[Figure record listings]
..........
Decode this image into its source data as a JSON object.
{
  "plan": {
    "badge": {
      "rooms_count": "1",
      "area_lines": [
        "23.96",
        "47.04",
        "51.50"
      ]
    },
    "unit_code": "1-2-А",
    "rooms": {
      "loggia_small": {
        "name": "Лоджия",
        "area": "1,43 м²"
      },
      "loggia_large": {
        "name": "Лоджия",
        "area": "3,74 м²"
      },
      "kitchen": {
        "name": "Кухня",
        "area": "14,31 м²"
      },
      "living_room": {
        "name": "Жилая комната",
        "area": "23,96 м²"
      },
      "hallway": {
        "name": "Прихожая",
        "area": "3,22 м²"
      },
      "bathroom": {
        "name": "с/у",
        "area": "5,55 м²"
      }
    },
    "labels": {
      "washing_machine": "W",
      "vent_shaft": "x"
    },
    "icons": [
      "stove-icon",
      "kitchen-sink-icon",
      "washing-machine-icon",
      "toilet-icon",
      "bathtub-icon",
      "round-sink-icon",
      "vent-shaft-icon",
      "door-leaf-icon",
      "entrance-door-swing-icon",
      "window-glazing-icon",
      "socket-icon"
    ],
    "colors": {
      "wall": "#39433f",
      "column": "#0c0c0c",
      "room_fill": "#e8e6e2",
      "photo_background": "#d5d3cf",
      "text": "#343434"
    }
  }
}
..........
### TASK
Would you reproduce all the entries exactly?

### ANSWER TO THIS PROBLEM
Decode this image into its source data as a JSON object.
{
  "plan": {
    "badge": {
      "rooms_count": "1",
      "area_lines": [
        "23.96",
        "47.04",
        "51.50"
      ]
    },
    "unit_code": "1-2-А",
    "rooms": {
      "loggia_small": {
        "name": "Лоджия",
        "area": "1,43 м²"
      },
      "loggia_large": {
        "name": "Лоджия",
        "area": "3,74 м²"
      },
      "kitchen": {
        "name": "Кухня",
        "area": "14,31 м²"
      },
      "living_room": {
        "name": "Жилая комната",
        "area": "23,96 м²"
      },
      "hallway": {
        "name": "Прихожая",
        "area": "3,22 м²"
      },
      "bathroom": {
        "name": "с/у",
        "area": "5,55 м²"
      }
    },
    "labels": {
      "washing_machine": "W",
      "vent_shaft": "x"
    },
    "icons": [
      "stove-icon",
      "kitchen-sink-icon",
      "washing-machine-icon",
      "toilet-icon",
      "bathtub-icon",
      "round-sink-icon",
      "vent-shaft-icon",
      "door-leaf-icon",
      "entrance-door-swing-icon",
      "window-glazing-icon",
      "socket-icon"
    ],
    "colors": {
      "wall": "#39433f",
      "column": "#0c0c0c",
      "room_fill": "#e8e6e2",
      "photo_background": "#d5d3cf",
      "text": "#343434"
    }
  }
}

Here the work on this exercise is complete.